Start of Source material

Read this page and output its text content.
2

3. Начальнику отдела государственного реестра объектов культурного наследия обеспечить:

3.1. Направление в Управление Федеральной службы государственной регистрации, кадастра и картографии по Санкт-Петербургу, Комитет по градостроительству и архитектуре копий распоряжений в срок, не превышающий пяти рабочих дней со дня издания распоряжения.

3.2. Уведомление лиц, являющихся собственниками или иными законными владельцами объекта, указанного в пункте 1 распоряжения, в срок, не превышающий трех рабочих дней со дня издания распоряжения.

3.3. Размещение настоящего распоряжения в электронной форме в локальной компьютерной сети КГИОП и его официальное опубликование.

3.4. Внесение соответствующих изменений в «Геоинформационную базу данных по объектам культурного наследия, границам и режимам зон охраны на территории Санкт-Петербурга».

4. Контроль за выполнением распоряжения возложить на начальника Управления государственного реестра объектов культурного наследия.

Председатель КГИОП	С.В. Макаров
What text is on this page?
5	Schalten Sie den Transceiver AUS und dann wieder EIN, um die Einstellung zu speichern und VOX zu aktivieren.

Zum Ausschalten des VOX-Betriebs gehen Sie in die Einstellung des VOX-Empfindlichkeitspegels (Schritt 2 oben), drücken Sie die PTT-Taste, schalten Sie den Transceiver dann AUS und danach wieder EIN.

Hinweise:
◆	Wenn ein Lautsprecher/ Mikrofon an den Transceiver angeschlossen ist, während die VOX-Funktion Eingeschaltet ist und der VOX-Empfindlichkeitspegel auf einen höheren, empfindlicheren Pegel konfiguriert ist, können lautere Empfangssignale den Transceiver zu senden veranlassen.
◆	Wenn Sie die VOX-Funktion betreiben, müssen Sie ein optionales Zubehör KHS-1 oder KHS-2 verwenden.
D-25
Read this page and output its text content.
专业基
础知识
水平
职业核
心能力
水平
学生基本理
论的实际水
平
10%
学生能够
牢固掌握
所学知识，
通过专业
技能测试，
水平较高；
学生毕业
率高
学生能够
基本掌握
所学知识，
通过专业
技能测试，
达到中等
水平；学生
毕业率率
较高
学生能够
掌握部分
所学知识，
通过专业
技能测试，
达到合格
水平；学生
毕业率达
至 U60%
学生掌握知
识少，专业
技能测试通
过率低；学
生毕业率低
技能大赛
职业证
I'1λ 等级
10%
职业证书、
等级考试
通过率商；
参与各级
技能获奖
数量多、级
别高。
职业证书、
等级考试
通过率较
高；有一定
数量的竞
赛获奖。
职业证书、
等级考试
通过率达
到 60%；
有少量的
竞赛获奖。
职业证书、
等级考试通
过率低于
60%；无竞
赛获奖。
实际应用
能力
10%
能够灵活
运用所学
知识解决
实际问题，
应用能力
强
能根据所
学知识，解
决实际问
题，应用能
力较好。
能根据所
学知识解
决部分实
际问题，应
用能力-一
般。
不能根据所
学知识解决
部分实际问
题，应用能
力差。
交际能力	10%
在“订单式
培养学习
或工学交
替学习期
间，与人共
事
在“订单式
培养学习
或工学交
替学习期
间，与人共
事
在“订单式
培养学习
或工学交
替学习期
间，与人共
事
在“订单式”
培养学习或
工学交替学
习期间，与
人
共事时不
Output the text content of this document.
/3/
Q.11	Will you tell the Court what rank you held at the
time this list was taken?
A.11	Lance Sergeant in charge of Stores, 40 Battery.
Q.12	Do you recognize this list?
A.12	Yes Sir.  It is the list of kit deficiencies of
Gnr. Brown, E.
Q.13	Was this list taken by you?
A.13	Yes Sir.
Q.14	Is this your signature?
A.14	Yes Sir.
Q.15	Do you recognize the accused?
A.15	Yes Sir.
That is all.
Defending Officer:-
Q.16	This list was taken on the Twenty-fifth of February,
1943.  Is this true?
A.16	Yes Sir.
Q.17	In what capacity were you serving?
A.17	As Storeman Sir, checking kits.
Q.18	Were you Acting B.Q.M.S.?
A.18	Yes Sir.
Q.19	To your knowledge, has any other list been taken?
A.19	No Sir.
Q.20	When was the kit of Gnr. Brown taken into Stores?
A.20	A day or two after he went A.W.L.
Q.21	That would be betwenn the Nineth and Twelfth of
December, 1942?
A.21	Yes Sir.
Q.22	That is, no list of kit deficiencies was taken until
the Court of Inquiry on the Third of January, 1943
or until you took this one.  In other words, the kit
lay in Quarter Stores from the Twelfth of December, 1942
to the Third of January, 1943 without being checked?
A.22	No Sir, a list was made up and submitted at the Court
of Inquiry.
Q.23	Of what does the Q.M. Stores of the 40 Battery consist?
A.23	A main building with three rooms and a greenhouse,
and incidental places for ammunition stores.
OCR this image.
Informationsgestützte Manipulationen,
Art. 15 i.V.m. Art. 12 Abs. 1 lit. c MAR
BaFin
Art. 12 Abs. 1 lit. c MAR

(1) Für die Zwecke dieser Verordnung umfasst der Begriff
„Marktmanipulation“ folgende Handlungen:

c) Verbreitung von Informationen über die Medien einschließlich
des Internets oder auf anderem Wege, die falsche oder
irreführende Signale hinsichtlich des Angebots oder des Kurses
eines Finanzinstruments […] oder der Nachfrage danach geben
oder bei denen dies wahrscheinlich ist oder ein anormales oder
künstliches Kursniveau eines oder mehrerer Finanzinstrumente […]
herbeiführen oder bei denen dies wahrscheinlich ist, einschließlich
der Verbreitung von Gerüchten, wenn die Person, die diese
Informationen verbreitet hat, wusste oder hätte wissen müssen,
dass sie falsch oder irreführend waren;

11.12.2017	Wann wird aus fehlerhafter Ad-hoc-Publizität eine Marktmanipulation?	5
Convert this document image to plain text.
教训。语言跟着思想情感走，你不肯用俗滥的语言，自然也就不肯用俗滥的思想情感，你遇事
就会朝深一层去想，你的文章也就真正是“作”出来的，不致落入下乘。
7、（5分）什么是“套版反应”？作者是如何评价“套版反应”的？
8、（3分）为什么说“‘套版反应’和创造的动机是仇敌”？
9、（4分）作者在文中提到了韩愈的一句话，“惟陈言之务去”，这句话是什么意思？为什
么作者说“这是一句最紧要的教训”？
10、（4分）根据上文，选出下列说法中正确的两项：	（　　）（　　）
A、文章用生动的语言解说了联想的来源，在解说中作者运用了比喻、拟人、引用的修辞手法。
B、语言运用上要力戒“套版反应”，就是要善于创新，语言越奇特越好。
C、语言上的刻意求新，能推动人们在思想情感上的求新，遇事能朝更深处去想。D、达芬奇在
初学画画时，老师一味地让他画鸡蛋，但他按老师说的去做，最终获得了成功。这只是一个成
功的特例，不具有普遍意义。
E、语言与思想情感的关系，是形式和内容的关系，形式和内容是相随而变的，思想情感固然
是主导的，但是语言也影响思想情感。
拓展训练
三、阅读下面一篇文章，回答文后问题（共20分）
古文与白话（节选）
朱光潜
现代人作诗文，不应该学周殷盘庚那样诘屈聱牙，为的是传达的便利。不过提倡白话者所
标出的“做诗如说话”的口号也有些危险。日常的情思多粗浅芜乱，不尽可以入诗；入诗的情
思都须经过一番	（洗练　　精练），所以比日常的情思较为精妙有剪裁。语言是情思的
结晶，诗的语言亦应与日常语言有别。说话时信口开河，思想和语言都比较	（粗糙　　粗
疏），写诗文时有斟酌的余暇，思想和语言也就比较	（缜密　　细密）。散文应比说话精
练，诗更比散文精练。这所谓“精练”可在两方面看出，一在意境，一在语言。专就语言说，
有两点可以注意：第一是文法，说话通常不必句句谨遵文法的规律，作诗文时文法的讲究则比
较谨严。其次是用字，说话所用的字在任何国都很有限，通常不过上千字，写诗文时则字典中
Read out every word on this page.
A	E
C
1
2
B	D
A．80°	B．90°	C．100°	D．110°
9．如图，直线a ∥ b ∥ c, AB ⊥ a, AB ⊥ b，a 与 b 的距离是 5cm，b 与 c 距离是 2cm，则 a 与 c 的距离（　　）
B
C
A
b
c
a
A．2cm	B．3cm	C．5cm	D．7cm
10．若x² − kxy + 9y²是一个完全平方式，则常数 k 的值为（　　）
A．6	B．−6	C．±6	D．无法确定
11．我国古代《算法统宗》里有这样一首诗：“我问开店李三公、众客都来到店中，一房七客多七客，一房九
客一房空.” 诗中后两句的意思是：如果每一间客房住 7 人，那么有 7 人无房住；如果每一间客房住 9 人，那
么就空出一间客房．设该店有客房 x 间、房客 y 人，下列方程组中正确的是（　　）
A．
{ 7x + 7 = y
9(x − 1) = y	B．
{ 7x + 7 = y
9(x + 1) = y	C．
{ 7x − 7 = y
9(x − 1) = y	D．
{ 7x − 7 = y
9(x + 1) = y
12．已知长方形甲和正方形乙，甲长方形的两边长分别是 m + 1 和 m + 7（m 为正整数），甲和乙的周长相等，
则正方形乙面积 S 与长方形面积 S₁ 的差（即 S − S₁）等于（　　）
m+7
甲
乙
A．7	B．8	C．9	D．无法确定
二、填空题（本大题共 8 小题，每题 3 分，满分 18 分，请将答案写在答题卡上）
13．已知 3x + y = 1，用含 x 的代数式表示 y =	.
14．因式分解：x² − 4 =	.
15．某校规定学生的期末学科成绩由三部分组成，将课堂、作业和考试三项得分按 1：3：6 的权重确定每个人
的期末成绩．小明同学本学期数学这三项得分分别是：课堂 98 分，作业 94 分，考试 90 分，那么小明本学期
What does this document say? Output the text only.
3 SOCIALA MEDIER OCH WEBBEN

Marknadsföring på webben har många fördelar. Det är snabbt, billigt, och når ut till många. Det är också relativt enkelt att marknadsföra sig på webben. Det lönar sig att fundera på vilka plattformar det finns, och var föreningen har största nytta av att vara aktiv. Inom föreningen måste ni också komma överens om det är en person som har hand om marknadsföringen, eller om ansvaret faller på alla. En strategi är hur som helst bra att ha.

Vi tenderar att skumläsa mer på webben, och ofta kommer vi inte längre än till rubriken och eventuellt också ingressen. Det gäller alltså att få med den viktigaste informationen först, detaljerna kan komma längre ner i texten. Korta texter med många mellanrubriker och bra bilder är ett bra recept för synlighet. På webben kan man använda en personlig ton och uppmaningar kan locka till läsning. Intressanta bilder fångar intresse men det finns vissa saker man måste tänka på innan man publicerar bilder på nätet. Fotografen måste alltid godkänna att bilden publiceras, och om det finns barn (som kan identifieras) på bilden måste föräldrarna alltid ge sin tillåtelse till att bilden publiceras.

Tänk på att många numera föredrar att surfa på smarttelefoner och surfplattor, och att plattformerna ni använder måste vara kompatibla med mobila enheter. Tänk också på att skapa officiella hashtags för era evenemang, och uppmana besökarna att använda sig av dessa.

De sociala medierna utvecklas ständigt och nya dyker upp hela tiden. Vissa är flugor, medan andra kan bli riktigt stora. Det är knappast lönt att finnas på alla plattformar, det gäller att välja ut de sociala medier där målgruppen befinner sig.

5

End of Source material

Required work → Identify each line in the records above containing the word "Court"; copy those lines.

Task solution →
Q.11	Will you tell the Court what rank you held at the
the Court of Inquiry on the Third of January, 1943
A.22	No Sir, a list was made up and submitted at the Court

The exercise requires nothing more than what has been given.